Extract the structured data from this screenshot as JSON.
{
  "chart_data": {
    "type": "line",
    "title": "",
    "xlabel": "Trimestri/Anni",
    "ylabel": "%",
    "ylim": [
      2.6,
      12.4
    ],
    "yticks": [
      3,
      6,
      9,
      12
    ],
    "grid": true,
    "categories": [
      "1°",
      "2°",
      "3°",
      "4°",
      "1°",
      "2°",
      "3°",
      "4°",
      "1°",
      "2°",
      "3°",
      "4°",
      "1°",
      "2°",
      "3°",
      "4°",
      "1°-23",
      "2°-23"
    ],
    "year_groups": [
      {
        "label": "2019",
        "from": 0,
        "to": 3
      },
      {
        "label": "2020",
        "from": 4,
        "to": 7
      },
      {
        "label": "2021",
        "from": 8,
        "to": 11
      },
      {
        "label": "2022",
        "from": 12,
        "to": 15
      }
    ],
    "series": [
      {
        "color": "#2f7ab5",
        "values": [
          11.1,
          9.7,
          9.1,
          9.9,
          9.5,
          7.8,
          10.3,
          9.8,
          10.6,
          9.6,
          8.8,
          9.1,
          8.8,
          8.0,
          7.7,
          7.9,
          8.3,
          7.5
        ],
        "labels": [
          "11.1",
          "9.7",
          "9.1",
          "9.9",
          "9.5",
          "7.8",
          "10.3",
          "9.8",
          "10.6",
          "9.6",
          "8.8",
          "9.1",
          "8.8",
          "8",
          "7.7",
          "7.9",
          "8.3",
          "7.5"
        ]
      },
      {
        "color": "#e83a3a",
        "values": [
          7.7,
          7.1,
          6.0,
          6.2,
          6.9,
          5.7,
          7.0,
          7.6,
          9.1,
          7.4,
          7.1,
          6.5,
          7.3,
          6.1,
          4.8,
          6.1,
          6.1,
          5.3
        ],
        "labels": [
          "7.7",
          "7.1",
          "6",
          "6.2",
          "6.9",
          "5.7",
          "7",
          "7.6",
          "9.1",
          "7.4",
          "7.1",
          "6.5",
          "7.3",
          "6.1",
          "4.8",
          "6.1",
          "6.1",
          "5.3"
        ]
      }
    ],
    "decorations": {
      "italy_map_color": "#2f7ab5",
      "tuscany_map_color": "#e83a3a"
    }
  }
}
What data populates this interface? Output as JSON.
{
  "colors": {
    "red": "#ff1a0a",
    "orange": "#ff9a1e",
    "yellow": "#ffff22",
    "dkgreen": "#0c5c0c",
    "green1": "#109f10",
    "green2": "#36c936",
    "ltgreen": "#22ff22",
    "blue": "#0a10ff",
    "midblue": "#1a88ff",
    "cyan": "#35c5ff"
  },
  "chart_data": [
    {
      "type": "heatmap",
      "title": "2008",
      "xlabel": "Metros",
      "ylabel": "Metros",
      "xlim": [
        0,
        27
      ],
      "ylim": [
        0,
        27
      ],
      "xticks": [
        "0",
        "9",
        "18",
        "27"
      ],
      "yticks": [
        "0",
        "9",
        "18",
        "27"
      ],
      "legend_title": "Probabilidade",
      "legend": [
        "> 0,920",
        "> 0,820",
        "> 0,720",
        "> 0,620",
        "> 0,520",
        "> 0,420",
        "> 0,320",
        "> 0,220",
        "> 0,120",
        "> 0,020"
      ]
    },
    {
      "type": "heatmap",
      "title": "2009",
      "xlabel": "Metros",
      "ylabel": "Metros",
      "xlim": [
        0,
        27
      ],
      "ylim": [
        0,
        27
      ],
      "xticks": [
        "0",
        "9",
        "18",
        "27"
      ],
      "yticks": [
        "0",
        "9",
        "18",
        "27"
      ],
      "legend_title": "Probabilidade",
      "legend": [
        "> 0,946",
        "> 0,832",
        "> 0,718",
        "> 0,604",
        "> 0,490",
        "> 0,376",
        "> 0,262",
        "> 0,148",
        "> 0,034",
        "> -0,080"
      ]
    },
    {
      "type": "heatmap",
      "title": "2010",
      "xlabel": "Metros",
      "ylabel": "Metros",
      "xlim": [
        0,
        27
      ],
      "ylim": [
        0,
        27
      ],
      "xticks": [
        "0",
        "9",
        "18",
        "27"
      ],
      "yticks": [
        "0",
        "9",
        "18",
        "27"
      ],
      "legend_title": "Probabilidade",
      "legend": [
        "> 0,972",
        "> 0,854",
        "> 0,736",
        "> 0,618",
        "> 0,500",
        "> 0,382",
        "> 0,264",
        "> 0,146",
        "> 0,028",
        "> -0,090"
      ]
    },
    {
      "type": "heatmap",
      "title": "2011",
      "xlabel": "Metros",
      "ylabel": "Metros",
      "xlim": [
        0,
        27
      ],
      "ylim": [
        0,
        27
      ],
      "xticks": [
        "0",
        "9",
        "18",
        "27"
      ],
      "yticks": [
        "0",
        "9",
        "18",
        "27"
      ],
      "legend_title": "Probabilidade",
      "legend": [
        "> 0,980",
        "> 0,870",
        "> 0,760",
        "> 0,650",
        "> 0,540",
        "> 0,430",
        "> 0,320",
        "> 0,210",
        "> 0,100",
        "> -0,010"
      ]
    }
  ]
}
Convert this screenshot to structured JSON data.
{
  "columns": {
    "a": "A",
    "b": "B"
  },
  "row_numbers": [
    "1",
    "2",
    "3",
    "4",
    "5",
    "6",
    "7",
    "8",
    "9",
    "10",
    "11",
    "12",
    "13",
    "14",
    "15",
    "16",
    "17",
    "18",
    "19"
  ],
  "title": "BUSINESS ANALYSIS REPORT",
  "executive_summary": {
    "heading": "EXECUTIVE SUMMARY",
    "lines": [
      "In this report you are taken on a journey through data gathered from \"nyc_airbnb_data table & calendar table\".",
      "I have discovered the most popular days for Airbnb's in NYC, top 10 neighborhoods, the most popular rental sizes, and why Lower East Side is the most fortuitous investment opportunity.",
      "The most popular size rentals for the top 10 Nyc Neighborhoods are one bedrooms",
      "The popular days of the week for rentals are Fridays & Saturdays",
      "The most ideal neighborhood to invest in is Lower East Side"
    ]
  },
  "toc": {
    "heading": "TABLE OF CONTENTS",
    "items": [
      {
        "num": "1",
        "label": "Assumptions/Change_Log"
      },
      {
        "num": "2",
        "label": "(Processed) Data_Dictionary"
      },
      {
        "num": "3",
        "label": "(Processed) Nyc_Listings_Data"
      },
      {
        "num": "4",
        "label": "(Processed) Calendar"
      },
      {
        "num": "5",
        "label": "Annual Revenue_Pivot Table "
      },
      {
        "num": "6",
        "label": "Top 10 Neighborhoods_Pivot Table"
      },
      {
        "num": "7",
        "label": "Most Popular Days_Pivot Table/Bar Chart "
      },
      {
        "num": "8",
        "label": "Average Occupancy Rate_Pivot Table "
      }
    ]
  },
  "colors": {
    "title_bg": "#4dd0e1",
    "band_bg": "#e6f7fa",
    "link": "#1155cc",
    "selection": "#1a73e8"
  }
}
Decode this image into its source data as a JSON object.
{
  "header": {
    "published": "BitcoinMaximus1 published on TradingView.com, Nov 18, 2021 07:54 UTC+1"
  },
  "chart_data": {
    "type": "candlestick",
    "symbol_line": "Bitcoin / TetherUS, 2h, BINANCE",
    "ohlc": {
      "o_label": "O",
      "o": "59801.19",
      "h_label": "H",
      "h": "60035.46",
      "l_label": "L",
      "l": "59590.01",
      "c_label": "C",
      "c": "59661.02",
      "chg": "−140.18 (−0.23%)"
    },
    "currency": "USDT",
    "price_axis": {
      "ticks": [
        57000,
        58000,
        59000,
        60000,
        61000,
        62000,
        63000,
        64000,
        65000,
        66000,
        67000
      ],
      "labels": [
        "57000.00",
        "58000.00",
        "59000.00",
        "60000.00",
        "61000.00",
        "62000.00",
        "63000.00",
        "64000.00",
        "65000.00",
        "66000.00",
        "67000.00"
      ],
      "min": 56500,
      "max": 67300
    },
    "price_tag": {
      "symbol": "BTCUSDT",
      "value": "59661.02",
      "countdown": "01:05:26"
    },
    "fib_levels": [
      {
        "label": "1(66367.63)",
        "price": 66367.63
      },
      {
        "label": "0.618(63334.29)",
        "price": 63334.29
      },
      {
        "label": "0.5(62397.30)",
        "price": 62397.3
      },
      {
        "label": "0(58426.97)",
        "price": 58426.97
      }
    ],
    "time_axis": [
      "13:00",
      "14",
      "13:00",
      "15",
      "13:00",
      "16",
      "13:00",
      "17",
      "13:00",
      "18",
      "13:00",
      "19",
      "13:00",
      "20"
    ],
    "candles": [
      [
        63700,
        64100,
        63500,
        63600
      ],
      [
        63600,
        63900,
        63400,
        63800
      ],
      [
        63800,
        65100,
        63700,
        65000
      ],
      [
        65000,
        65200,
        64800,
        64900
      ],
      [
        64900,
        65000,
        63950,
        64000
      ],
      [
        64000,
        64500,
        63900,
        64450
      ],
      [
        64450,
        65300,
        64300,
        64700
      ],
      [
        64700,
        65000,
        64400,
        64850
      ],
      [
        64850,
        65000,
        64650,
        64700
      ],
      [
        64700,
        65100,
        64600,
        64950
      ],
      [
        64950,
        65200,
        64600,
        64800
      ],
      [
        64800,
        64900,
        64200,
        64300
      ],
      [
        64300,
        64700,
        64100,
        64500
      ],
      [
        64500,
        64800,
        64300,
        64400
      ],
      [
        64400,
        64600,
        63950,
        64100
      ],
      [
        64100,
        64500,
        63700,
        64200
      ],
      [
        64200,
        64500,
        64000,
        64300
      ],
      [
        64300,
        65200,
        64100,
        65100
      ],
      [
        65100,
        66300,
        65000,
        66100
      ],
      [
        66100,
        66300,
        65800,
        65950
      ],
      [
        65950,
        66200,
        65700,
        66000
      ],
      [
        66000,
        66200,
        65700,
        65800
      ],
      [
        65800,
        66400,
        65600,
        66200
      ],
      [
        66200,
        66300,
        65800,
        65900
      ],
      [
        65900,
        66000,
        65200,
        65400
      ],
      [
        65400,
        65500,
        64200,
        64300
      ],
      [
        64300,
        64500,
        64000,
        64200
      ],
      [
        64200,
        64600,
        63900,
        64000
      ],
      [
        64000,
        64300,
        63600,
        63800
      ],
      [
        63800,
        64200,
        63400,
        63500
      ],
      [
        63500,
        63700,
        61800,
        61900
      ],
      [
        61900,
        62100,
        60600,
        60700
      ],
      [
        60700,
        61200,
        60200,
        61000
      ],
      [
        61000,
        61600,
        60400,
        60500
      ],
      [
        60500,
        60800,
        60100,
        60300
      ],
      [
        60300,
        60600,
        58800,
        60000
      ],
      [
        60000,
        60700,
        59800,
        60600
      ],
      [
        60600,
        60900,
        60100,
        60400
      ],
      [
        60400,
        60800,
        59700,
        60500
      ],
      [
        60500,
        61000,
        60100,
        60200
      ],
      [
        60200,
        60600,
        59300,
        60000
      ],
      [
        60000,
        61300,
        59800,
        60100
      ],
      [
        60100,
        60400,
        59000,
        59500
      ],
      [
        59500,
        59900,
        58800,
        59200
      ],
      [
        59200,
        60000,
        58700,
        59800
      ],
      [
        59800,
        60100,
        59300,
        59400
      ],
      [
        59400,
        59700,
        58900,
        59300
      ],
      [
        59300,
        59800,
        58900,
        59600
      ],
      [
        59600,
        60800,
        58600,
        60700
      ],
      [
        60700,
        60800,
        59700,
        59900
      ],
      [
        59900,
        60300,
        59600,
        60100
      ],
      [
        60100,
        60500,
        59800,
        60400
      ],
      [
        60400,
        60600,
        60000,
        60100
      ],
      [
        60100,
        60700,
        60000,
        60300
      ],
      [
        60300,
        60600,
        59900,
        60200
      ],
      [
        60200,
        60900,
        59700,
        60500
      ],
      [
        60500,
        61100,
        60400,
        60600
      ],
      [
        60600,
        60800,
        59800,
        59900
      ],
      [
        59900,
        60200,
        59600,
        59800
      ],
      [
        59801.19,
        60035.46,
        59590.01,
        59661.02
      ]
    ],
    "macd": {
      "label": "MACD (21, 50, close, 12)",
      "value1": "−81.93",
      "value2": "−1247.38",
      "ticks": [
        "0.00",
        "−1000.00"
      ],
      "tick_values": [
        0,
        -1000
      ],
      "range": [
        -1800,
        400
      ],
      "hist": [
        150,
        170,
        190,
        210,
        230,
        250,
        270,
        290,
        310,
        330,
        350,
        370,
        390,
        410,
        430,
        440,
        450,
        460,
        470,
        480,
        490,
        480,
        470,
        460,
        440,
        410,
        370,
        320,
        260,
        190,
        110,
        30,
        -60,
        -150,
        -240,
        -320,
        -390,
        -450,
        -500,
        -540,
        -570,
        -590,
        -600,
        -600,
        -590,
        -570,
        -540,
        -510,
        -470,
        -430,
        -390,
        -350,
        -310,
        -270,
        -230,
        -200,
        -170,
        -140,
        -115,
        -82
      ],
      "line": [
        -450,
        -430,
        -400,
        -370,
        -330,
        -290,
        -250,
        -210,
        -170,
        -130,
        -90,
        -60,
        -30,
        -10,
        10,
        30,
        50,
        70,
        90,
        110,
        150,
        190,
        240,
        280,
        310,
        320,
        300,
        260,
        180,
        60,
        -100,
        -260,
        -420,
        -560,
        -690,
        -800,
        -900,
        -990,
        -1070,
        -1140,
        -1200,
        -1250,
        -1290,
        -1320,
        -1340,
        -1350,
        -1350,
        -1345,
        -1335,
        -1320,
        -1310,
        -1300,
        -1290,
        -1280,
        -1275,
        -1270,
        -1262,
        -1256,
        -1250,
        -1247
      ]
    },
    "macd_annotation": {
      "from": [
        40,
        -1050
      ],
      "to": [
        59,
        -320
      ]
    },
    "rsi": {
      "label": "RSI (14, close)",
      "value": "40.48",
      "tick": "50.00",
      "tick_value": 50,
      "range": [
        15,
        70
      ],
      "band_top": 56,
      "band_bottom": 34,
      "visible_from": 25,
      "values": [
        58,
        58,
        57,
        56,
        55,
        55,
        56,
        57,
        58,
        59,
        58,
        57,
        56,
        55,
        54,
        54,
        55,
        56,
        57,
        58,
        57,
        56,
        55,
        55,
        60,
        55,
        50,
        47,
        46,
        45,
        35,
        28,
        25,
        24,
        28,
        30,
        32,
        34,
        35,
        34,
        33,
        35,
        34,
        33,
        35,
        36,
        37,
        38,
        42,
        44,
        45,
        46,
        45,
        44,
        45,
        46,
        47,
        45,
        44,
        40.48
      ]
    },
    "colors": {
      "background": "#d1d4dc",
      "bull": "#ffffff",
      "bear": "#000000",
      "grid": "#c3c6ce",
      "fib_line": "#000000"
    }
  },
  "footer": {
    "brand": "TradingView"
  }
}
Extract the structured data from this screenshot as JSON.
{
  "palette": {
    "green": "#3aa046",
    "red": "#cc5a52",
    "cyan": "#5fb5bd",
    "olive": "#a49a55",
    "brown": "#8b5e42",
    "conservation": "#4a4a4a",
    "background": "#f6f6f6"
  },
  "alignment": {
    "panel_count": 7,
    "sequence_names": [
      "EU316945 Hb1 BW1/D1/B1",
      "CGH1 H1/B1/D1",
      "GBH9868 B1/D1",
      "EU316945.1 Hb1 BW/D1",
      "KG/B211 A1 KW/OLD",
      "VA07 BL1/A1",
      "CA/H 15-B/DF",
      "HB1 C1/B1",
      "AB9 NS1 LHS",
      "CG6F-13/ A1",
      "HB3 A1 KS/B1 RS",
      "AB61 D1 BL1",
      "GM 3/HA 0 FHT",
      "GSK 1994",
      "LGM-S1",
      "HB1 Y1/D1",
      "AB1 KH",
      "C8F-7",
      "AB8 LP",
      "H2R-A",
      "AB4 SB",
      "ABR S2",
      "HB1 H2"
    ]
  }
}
::::::::::
Only the number is wanted: how many lines of the data contain the word "JSON"?

5